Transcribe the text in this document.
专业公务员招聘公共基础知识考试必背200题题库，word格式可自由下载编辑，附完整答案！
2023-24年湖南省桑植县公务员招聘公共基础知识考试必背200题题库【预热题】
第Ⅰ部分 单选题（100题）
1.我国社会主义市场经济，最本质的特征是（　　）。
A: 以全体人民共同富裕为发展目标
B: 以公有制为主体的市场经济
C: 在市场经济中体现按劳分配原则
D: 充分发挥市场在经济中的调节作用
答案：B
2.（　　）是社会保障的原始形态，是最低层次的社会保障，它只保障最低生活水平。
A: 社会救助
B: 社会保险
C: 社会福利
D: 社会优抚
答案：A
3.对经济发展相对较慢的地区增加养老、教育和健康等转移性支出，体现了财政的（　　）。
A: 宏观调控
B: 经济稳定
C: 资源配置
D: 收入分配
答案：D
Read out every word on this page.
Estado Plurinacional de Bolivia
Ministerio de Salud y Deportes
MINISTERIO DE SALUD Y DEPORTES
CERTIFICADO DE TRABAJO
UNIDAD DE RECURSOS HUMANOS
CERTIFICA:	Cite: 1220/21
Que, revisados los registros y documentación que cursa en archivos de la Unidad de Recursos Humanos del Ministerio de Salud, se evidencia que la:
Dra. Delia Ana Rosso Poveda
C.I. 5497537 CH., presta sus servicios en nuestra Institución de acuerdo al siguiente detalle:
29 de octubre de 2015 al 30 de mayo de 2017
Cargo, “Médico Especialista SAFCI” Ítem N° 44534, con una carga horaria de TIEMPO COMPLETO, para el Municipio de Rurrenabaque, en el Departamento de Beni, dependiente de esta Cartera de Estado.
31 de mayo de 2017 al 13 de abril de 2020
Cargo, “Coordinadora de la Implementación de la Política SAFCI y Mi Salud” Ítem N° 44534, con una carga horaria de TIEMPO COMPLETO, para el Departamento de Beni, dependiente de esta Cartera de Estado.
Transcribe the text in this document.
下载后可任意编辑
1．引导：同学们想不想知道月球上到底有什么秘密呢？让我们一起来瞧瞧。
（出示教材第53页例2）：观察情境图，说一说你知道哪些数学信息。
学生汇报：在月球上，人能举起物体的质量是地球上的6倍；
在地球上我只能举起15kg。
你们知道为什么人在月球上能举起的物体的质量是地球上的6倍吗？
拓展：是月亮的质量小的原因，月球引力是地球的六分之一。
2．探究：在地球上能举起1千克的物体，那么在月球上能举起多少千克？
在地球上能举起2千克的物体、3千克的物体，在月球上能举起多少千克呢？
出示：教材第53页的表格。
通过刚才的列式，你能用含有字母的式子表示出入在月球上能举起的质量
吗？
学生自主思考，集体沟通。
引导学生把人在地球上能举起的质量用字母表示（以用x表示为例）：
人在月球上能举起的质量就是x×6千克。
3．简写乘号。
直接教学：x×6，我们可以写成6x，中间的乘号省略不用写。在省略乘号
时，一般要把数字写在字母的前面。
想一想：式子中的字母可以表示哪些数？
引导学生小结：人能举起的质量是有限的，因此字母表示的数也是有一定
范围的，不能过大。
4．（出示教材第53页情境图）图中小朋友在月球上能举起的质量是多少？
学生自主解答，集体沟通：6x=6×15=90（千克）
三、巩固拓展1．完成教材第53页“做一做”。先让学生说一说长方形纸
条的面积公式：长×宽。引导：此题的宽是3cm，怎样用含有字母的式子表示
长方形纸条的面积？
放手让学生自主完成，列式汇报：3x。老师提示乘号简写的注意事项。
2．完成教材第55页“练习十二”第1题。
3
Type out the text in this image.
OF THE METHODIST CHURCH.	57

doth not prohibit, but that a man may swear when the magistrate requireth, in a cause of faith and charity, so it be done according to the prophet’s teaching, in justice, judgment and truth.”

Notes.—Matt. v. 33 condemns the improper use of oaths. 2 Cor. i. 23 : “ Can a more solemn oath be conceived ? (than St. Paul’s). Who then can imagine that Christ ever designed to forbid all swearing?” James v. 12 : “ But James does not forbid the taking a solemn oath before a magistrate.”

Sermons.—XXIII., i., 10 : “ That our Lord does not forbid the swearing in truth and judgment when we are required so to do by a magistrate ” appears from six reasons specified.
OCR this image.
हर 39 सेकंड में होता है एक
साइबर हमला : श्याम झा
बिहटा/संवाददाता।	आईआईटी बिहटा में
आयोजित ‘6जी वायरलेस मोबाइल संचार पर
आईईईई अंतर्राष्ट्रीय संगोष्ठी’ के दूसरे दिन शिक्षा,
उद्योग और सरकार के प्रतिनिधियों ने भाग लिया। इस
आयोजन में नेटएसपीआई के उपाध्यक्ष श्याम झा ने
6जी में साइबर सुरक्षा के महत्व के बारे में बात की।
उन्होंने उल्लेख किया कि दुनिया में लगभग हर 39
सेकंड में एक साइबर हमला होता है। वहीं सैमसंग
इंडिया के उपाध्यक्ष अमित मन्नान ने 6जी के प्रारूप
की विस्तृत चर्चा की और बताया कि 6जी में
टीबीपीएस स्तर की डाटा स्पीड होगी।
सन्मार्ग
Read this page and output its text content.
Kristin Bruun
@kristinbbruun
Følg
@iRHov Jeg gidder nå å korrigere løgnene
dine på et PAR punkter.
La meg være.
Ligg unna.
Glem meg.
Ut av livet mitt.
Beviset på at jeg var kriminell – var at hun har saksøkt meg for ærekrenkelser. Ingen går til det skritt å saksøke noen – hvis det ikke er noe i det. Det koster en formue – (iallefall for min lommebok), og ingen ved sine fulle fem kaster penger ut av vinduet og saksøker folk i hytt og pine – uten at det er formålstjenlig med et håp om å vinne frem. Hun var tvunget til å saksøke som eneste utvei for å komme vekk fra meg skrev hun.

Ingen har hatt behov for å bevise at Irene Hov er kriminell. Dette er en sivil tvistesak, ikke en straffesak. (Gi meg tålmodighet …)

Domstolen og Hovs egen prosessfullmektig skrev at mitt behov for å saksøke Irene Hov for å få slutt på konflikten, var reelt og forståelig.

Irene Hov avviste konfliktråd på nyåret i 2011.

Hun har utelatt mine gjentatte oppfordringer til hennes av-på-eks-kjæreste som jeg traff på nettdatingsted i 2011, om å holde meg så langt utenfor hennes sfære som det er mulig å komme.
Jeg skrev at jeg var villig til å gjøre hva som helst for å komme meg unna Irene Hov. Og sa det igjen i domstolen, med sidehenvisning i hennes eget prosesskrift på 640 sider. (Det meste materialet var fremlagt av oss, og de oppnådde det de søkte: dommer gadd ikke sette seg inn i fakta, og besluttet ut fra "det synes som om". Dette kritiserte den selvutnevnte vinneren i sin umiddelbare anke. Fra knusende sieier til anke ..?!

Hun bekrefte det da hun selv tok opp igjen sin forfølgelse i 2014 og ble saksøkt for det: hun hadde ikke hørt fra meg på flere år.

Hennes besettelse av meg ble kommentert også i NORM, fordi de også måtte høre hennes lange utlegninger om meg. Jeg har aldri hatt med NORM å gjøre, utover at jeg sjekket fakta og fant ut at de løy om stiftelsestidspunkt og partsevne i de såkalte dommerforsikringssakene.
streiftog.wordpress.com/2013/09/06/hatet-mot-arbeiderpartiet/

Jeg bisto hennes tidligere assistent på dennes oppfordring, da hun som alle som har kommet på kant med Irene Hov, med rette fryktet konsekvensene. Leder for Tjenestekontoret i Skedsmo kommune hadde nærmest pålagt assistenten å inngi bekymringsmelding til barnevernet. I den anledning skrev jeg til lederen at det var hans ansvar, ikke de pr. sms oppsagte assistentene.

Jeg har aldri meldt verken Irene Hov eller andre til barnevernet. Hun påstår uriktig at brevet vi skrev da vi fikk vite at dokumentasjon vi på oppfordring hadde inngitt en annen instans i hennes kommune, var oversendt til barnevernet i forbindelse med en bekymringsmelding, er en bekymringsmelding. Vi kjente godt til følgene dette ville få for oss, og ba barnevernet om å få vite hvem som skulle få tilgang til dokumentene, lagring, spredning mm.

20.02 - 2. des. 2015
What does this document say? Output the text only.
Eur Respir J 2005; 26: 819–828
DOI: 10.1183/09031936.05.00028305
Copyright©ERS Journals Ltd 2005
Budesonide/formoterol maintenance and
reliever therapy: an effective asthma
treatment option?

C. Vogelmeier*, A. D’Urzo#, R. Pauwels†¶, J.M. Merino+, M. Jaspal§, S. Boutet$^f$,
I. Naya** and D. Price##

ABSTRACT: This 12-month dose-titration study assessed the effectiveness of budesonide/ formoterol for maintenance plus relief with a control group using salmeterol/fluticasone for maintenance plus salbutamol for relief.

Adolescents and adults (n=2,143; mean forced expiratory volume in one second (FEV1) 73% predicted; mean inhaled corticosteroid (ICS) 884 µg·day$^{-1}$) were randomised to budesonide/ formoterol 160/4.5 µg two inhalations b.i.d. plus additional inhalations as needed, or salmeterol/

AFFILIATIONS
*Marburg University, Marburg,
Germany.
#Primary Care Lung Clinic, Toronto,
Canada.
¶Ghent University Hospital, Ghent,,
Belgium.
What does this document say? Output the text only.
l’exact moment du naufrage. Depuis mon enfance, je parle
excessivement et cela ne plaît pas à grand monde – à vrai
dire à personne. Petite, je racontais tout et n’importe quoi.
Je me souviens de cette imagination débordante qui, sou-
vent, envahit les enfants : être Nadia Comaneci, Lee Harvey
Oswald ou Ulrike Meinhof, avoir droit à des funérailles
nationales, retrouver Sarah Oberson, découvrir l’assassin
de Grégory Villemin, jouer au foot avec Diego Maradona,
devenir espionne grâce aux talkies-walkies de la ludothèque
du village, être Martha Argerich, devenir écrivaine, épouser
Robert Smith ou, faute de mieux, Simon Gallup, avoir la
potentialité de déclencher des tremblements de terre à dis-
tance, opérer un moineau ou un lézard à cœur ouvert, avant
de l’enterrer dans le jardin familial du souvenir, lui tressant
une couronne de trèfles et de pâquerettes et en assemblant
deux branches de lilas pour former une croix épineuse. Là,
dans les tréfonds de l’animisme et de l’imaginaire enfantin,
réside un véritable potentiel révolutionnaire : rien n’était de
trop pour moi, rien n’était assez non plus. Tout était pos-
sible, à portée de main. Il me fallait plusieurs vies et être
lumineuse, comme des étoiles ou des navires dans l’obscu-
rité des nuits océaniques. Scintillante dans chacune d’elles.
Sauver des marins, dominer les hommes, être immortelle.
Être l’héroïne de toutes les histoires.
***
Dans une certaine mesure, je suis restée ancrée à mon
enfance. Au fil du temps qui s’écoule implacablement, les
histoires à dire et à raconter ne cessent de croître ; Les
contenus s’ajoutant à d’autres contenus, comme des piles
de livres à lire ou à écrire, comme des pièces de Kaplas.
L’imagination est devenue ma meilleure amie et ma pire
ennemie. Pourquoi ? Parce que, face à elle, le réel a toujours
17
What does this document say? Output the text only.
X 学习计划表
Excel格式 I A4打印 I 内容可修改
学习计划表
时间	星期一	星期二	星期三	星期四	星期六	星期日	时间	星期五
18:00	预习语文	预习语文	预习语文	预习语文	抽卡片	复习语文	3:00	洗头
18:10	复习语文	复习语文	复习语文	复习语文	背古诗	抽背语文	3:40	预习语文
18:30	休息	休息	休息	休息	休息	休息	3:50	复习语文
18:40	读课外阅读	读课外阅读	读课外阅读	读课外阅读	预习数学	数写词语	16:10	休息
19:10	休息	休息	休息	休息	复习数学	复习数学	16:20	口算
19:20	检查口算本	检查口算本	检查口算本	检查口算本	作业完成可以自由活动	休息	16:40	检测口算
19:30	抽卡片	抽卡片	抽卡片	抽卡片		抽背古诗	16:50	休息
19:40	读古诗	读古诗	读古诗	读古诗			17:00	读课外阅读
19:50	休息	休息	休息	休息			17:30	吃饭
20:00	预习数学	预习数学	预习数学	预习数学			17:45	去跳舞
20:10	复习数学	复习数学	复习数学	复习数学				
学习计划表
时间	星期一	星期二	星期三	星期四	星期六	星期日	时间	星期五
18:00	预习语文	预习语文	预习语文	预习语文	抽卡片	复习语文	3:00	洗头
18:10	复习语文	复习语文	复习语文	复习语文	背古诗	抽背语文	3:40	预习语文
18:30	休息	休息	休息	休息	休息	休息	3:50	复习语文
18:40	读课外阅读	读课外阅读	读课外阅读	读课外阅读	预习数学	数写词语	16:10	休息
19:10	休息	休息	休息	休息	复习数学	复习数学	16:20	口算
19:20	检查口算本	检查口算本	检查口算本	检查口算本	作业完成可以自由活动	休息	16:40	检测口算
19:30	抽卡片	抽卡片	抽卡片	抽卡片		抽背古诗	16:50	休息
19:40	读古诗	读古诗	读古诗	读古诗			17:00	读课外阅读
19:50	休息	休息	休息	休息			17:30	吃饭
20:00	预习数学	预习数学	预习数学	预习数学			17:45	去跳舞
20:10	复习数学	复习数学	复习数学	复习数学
□ □ □
» **Task details**: Return every line in the listing that contains the word "dependiente".

» **Solved problem**:
Cargo, “Médico Especialista SAFCI” Ítem N° 44534, con una carga horaria de TIEMPO COMPLETO, para el Municipio de Rurrenabaque, en el Departamento de Beni, dependiente de esta Cartera de Estado.
Cargo, “Coordinadora de la Implementación de la Política SAFCI y Mi Salud” Ítem N° 44534, con una carga horaria de TIEMPO COMPLETO, para el Departamento de Beni, dependiente de esta Cartera de Estado.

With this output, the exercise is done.